[Records from a dataset]:
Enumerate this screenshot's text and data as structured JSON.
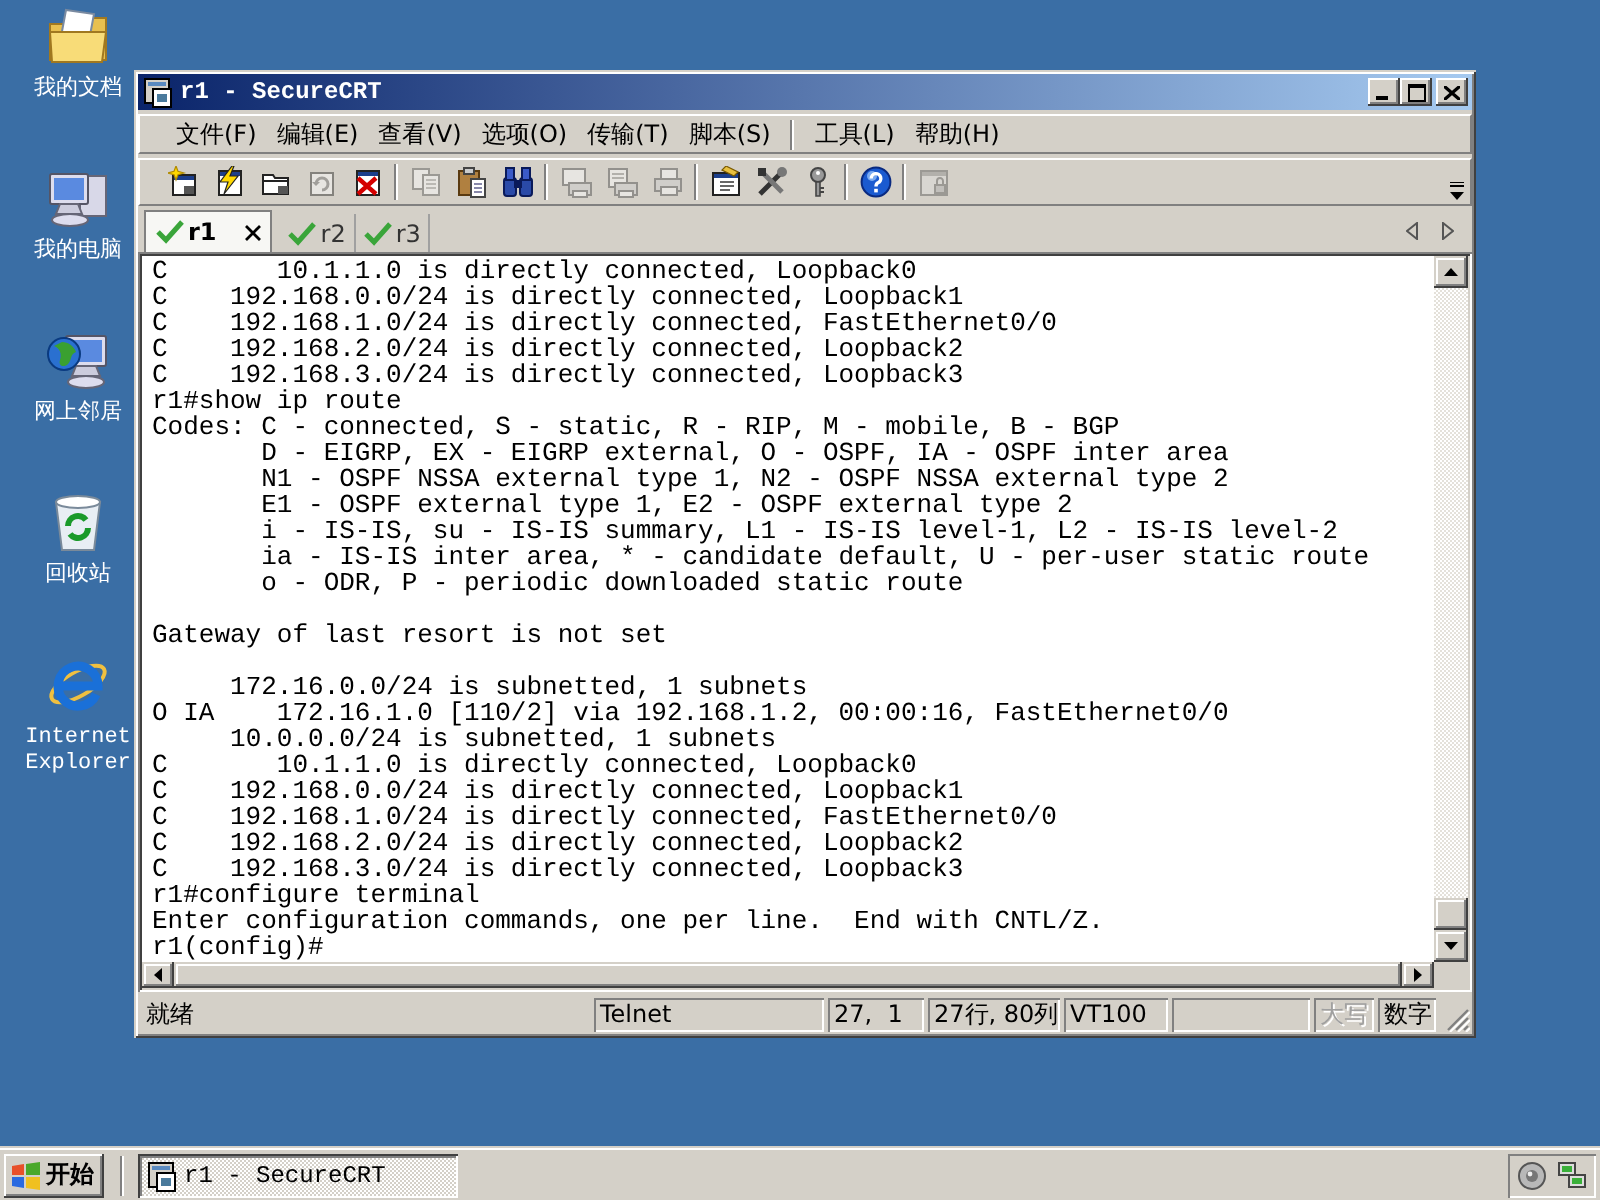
{
  "desktop_icons": [
    {
      "label": "我的文档"
    },
    {
      "label": "我的电脑"
    },
    {
      "label": "网上邻居"
    },
    {
      "label": "回收站"
    },
    {
      "label": "Internet Explorer"
    }
  ],
  "window": {
    "title": "r1 - SecureCRT"
  },
  "menu": {
    "groups": [
      [
        "文件(F)",
        "编辑(E)",
        "查看(V)",
        "选项(O)",
        "传输(T)",
        "脚本(S)"
      ],
      [
        "工具(L)",
        "帮助(H)"
      ]
    ]
  },
  "toolbar": {
    "groups": [
      [
        {
          "disabled": false
        },
        {
          "disabled": false
        },
        {
          "disabled": false
        },
        {
          "disabled": true
        },
        {
          "disabled": false
        }
      ],
      [
        {
          "disabled": true
        },
        {
          "disabled": false
        },
        {
          "disabled": false
        }
      ],
      [
        {
          "disabled": true
        },
        {
          "disabled": true
        },
        {
          "disabled": true
        }
      ],
      [
        {
          "disabled": false
        },
        {
          "disabled": false
        },
        {
          "disabled": false
        }
      ],
      [
        {
          "disabled": false
        }
      ],
      [
        {
          "disabled": true
        }
      ]
    ]
  },
  "tabs": [
    {
      "label": "r1",
      "selected": true,
      "connected": true
    },
    {
      "label": "r2",
      "selected": false,
      "connected": true
    },
    {
      "label": "r3",
      "selected": false,
      "connected": true
    }
  ],
  "terminal": {
    "blocks": [
      [
        "C       10.1.1.0 is directly connected, Loopback0",
        "C    192.168.0.0/24 is directly connected, Loopback1",
        "C    192.168.1.0/24 is directly connected, FastEthernet0/0",
        "C    192.168.2.0/24 is directly connected, Loopback2",
        "C    192.168.3.0/24 is directly connected, Loopback3",
        "r1#show ip route",
        "Codes: C - connected, S - static, R - RIP, M - mobile, B - BGP",
        "       D - EIGRP, EX - EIGRP external, O - OSPF, IA - OSPF inter area",
        "       N1 - OSPF NSSA external type 1, N2 - OSPF NSSA external type 2",
        "       E1 - OSPF external type 1, E2 - OSPF external type 2",
        "       i - IS-IS, su - IS-IS summary, L1 - IS-IS level-1, L2 - IS-IS level-2",
        "       ia - IS-IS inter area, * - candidate default, U - per-user static route",
        "       o - ODR, P - periodic downloaded static route"
      ],
      [
        "Gateway of last resort is not set"
      ],
      [
        "     172.16.0.0/24 is subnetted, 1 subnets",
        "O IA    172.16.1.0 [110/2] via 192.168.1.2, 00:00:16, FastEthernet0/0",
        "     10.0.0.0/24 is subnetted, 1 subnets",
        "C       10.1.1.0 is directly connected, Loopback0",
        "C    192.168.0.0/24 is directly connected, Loopback1",
        "C    192.168.1.0/24 is directly connected, FastEthernet0/0",
        "C    192.168.2.0/24 is directly connected, Loopback2",
        "C    192.168.3.0/24 is directly connected, Loopback3",
        "r1#configure terminal",
        "Enter configuration commands, one per line.  End with CNTL/Z.",
        "r1(config)#"
      ]
    ]
  },
  "status_bar": {
    "message": "就绪",
    "panels": [
      {
        "kind": "field",
        "text": "Telnet"
      },
      {
        "kind": "field",
        "text": "27,  1"
      },
      {
        "kind": "field",
        "text": "27行, 80列"
      },
      {
        "kind": "field",
        "text": "VT100"
      },
      {
        "kind": "blank"
      },
      {
        "kind": "indicator",
        "text": "大写",
        "on": false
      },
      {
        "kind": "indicator",
        "text": "数字",
        "on": true
      }
    ]
  },
  "taskbar": {
    "start_label": "开始",
    "tasks": [
      {
        "label": "r1 - SecureCRT",
        "selected": true
      }
    ]
  }
}
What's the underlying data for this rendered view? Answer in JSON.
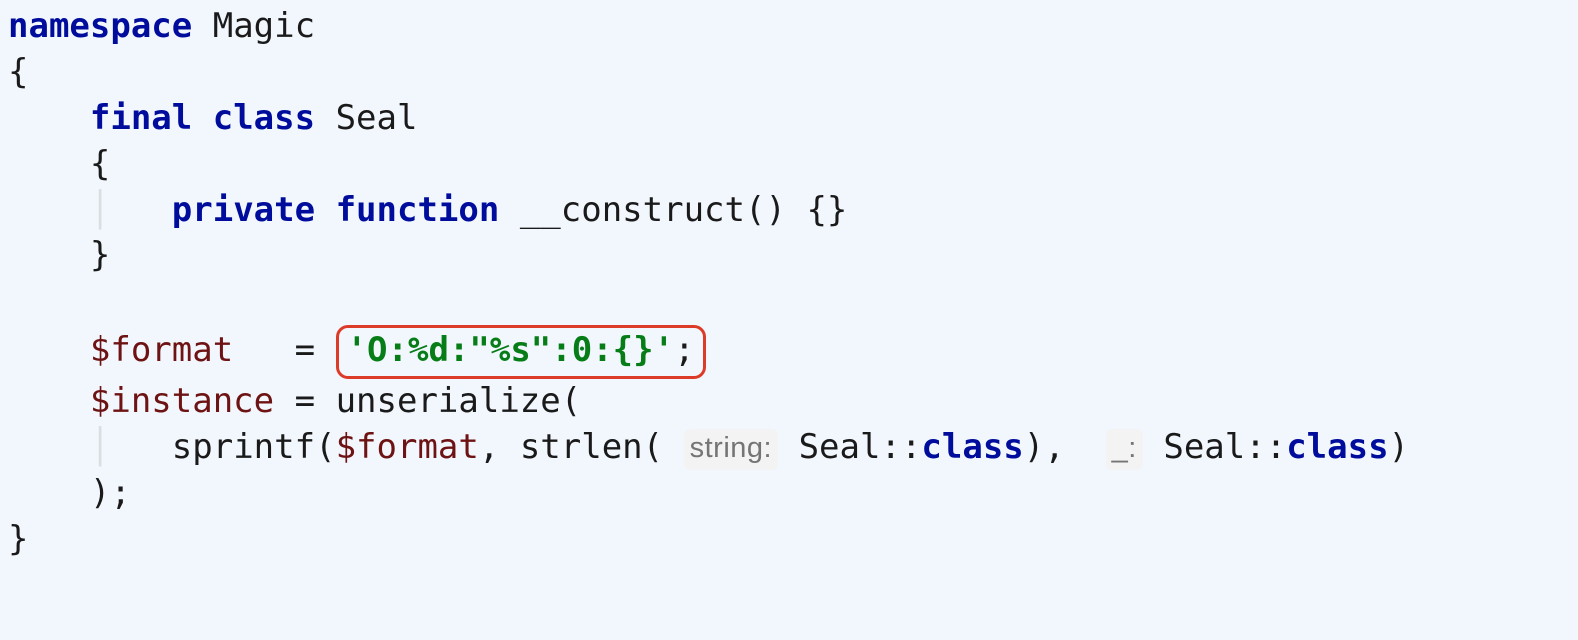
{
  "code": {
    "kw_namespace": "namespace",
    "ns_name": "Magic",
    "open_brace": "{",
    "kw_final": "final",
    "kw_class": "class",
    "class_name": "Seal",
    "class_open": "{",
    "kw_private": "private",
    "kw_function": "function",
    "ctor_name": "__construct",
    "ctor_parens": "()",
    "ctor_body": "{}",
    "class_close": "}",
    "var_format": "$format",
    "assign": "=",
    "str_format": "'O:%d:\"%s\":0:{}'",
    "semicolon": ";",
    "var_instance": "$instance",
    "fn_unserialize": "unserialize",
    "fn_sprintf": "sprintf",
    "fn_strlen": "strlen",
    "hint_string": "string:",
    "hint_under": "_:",
    "seal_class1": "Seal",
    "seal_class2": "Seal",
    "dcolon": "::",
    "kw_classref": "class",
    "close_paren": ")",
    "stmt_close": ");",
    "ns_close": "}"
  }
}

[Direction]: Would you set down the listing exactly, omitting pictures?

[Task result]:
Enumerate this screenshot's text and data as structured JSON.
{
  "desktop_icons": [
    {
      "label": "我的文档"
    },
    {
      "label": "我的电脑"
    },
    {
      "label": "网上邻居"
    },
    {
      "label": "回收站"
    },
    {
      "label": "Internet Explorer"
    }
  ],
  "window": {
    "title": "r1 - SecureCRT"
  },
  "menu": {
    "groups": [
      [
        "文件(F)",
        "编辑(E)",
        "查看(V)",
        "选项(O)",
        "传输(T)",
        "脚本(S)"
      ],
      [
        "工具(L)",
        "帮助(H)"
      ]
    ]
  },
  "toolbar": {
    "groups": [
      [
        {
          "disabled": false
        },
        {
          "disabled": false
        },
        {
          "disabled": false
        },
        {
          "disabled": true
        },
        {
          "disabled": false
        }
      ],
      [
        {
          "disabled": true
        },
        {
          "disabled": false
        },
        {
          "disabled": false
        }
      ],
      [
        {
          "disabled": true
        },
        {
          "disabled": true
        },
        {
          "disabled": true
        }
      ],
      [
        {
          "disabled": false
        },
        {
          "disabled": false
        },
        {
          "disabled": false
        }
      ],
      [
        {
          "disabled": false
        }
      ],
      [
        {
          "disabled": true
        }
      ]
    ]
  },
  "tabs": [
    {
      "label": "r1",
      "selected": true,
      "connected": true
    },
    {
      "label": "r2",
      "selected": false,
      "connected": true
    },
    {
      "label": "r3",
      "selected": false,
      "connected": true
    }
  ],
  "terminal": {
    "blocks": [
      [
        "C       10.1.1.0 is directly connected, Loopback0",
        "C    192.168.0.0/24 is directly connected, Loopback1",
        "C    192.168.1.0/24 is directly connected, FastEthernet0/0",
        "C    192.168.2.0/24 is directly connected, Loopback2",
        "C    192.168.3.0/24 is directly connected, Loopback3",
        "r1#show ip route",
        "Codes: C - connected, S - static, R - RIP, M - mobile, B - BGP",
        "       D - EIGRP, EX - EIGRP external, O - OSPF, IA - OSPF inter area",
        "       N1 - OSPF NSSA external type 1, N2 - OSPF NSSA external type 2",
        "       E1 - OSPF external type 1, E2 - OSPF external type 2",
        "       i - IS-IS, su - IS-IS summary, L1 - IS-IS level-1, L2 - IS-IS level-2",
        "       ia - IS-IS inter area, * - candidate default, U - per-user static route",
        "       o - ODR, P - periodic downloaded static route"
      ],
      [
        "Gateway of last resort is not set"
      ],
      [
        "     172.16.0.0/24 is subnetted, 1 subnets",
        "O IA    172.16.1.0 [110/2] via 192.168.1.2, 00:00:16, FastEthernet0/0",
        "     10.0.0.0/24 is subnetted, 1 subnets",
        "C       10.1.1.0 is directly connected, Loopback0",
        "C    192.168.0.0/24 is directly connected, Loopback1",
        "C    192.168.1.0/24 is directly connected, FastEthernet0/0",
        "C    192.168.2.0/24 is directly connected, Loopback2",
        "C    192.168.3.0/24 is directly connected, Loopback3",
        "r1#configure terminal",
        "Enter configuration commands, one per line.  End with CNTL/Z.",
        "r1(config)#"
      ]
    ]
  },
  "status_bar": {
    "message": "就绪",
    "panels": [
      {
        "kind": "field",
        "text": "Telnet"
      },
      {
        "kind": "field",
        "text": "27,  1"
      },
      {
        "kind": "field",
        "text": "27行, 80列"
      },
      {
        "kind": "field",
        "text": "VT100"
      },
      {
        "kind": "blank"
      },
      {
        "kind": "indicator",
        "text": "大写",
        "on": false
      },
      {
        "kind": "indicator",
        "text": "数字",
        "on": true
      }
    ]
  },
  "taskbar": {
    "start_label": "开始",
    "tasks": [
      {
        "label": "r1 - SecureCRT",
        "selected": true
      }
    ]
  }
}
What's the underlying data for this rendered view? Answer in JSON.
{
  "code": {
    "kw_namespace": "namespace",
    "ns_name": "Magic",
    "open_brace": "{",
    "kw_final": "final",
    "kw_class": "class",
    "class_name": "Seal",
    "class_open": "{",
    "kw_private": "private",
    "kw_function": "function",
    "ctor_name": "__construct",
    "ctor_parens": "()",
    "ctor_body": "{}",
    "class_close": "}",
    "var_format": "$format",
    "assign": "=",
    "str_format": "'O:%d:\"%s\":0:{}'",
    "semicolon": ";",
    "var_instance": "$instance",
    "fn_unserialize": "unserialize",
    "fn_sprintf": "sprintf",
    "fn_strlen": "strlen",
    "hint_string": "string:",
    "hint_under": "_:",
    "seal_class1": "Seal",
    "seal_class2": "Seal",
    "dcolon": "::",
    "kw_classref": "class",
    "close_paren": ")",
    "stmt_close": ");",
    "ns_close": "}"
  }
}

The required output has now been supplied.